To be done: The DevOps anti-types excerpt below says the members of a DevOps team defend several things. List them all.

Shameless plug: I co-facilitate a hands-on workshop called Experience DevOps which expands on some of the themes in this post. We have forthcoming sessions in London (29 October 2013) and Amsterdam (15 November 2013).

DevOps Anti-Types

First of all, it’s useful to look at some bad practices, what we might call ‘anti-types’ (after the ubiquitous ‘anti-pattern‘).

Anti-Type A: Separate Silos

This is the classic ‘throw it over the wall’ split between Dev and Ops. It means that story points can be claimed early (DONE means ‘feature-complete’, but not working in Production), and software operability suffers because Devs do not have enough context for operational features and Ops folk do not have time or inclination to engage Devs in order to fix the problems before the software goes live.

DevOps Anti-Type A - Separate Silos

We likely all know this topology is bad, but I think there are actually worse topologies; at least with Anti-Type A (Separate Silos), we know there is a problem.

Anti-Type B: Separate DevOps Silo

The DevOps Silo (Anti-Type B) typically results from a manager or exec deciding that they “need a bit of this DevOps thing” and starting a ‘DevOps team’ (probably full of people known as ‘a DevOp‘). The members of the DevOps team quickly form another silo, keeping Dev and Ops further apart than ever as they defend their corner, skills, and toolset from the ‘clueless Devs’ and ‘dinosaur Ops’ people.

Data lines:
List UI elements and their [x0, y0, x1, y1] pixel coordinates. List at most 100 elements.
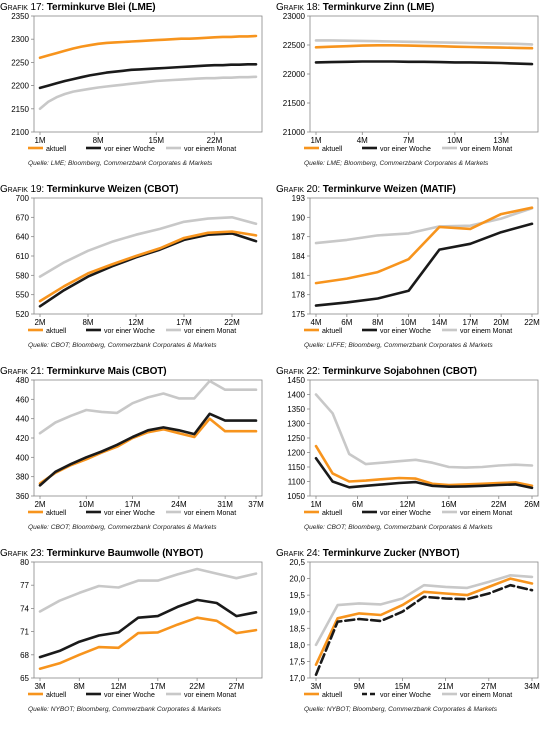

Result of this exercise:
- Their corner
- Their skills
- Their toolset